Stored records –
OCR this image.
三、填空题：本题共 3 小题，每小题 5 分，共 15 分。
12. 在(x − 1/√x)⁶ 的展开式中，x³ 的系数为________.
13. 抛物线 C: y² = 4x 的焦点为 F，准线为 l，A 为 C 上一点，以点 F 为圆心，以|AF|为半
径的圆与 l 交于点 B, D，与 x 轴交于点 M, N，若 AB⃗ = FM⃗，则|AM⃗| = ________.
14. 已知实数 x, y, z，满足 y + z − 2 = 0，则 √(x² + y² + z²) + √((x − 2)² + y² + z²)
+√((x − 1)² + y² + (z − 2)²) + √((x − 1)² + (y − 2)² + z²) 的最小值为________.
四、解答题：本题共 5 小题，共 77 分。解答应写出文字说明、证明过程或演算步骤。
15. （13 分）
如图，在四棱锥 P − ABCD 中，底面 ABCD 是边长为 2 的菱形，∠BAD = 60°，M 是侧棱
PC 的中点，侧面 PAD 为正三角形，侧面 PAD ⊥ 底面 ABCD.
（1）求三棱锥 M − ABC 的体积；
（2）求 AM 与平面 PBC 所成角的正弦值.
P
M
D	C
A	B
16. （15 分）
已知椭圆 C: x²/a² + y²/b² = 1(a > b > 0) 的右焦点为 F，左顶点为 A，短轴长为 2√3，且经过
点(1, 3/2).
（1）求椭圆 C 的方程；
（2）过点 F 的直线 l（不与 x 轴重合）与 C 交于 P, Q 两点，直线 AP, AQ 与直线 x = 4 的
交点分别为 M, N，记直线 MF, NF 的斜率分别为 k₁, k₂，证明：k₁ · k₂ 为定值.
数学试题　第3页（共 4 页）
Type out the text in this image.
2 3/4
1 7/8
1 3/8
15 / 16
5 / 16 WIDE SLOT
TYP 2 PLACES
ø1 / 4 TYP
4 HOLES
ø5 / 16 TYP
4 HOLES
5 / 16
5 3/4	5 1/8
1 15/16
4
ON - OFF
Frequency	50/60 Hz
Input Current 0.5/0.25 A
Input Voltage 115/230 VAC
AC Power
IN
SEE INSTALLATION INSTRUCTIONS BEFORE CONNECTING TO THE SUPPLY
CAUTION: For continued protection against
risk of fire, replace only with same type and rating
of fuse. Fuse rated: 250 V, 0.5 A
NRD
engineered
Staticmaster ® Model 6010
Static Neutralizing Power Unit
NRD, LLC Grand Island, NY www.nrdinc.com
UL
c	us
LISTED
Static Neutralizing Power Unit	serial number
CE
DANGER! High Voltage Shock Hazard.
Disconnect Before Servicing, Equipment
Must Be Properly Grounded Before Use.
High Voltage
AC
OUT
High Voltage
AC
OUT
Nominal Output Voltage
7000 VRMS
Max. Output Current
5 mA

Written exercise – Working from the material above, retype it in its entirety without change.

Complete output –
OCR this image.
三、填空题：本题共 3 小题，每小题 5 分，共 15 分。
12. 在(x − 1/√x)⁶ 的展开式中，x³ 的系数为________.
13. 抛物线 C: y² = 4x 的焦点为 F，准线为 l，A 为 C 上一点，以点 F 为圆心，以|AF|为半
径的圆与 l 交于点 B, D，与 x 轴交于点 M, N，若 AB⃗ = FM⃗，则|AM⃗| = ________.
14. 已知实数 x, y, z，满足 y + z − 2 = 0，则 √(x² + y² + z²) + √((x − 2)² + y² + z²)
+√((x − 1)² + y² + (z − 2)²) + √((x − 1)² + (y − 2)² + z²) 的最小值为________.
四、解答题：本题共 5 小题，共 77 分。解答应写出文字说明、证明过程或演算步骤。
15. （13 分）
如图，在四棱锥 P − ABCD 中，底面 ABCD 是边长为 2 的菱形，∠BAD = 60°，M 是侧棱
PC 的中点，侧面 PAD 为正三角形，侧面 PAD ⊥ 底面 ABCD.
（1）求三棱锥 M − ABC 的体积；
（2）求 AM 与平面 PBC 所成角的正弦值.
P
M
D	C
A	B
16. （15 分）
已知椭圆 C: x²/a² + y²/b² = 1(a > b > 0) 的右焦点为 F，左顶点为 A，短轴长为 2√3，且经过
点(1, 3/2).
（1）求椭圆 C 的方程；
（2）过点 F 的直线 l（不与 x 轴重合）与 C 交于 P, Q 两点，直线 AP, AQ 与直线 x = 4 的
交点分别为 M, N，记直线 MF, NF 的斜率分别为 k₁, k₂，证明：k₁ · k₂ 为定值.
数学试题　第3页（共 4 页）
Type out the text in this image.
2 3/4
1 7/8
1 3/8
15 / 16
5 / 16 WIDE SLOT
TYP 2 PLACES
ø1 / 4 TYP
4 HOLES
ø5 / 16 TYP
4 HOLES
5 / 16
5 3/4	5 1/8
1 15/16
4
ON - OFF
Frequency	50/60 Hz
Input Current 0.5/0.25 A
Input Voltage 115/230 VAC
AC Power
IN
SEE INSTALLATION INSTRUCTIONS BEFORE CONNECTING TO THE SUPPLY
CAUTION: For continued protection against
risk of fire, replace only with same type and rating
of fuse. Fuse rated: 250 V, 0.5 A
NRD
engineered
Staticmaster ® Model 6010
Static Neutralizing Power Unit
NRD, LLC Grand Island, NY www.nrdinc.com
UL
c	us
LISTED
Static Neutralizing Power Unit	serial number
CE
DANGER! High Voltage Shock Hazard.
Disconnect Before Servicing, Equipment
Must Be Properly Grounded Before Use.
High Voltage
AC
OUT
High Voltage
AC
OUT
Nominal Output Voltage
7000 VRMS
Max. Output Current
5 mA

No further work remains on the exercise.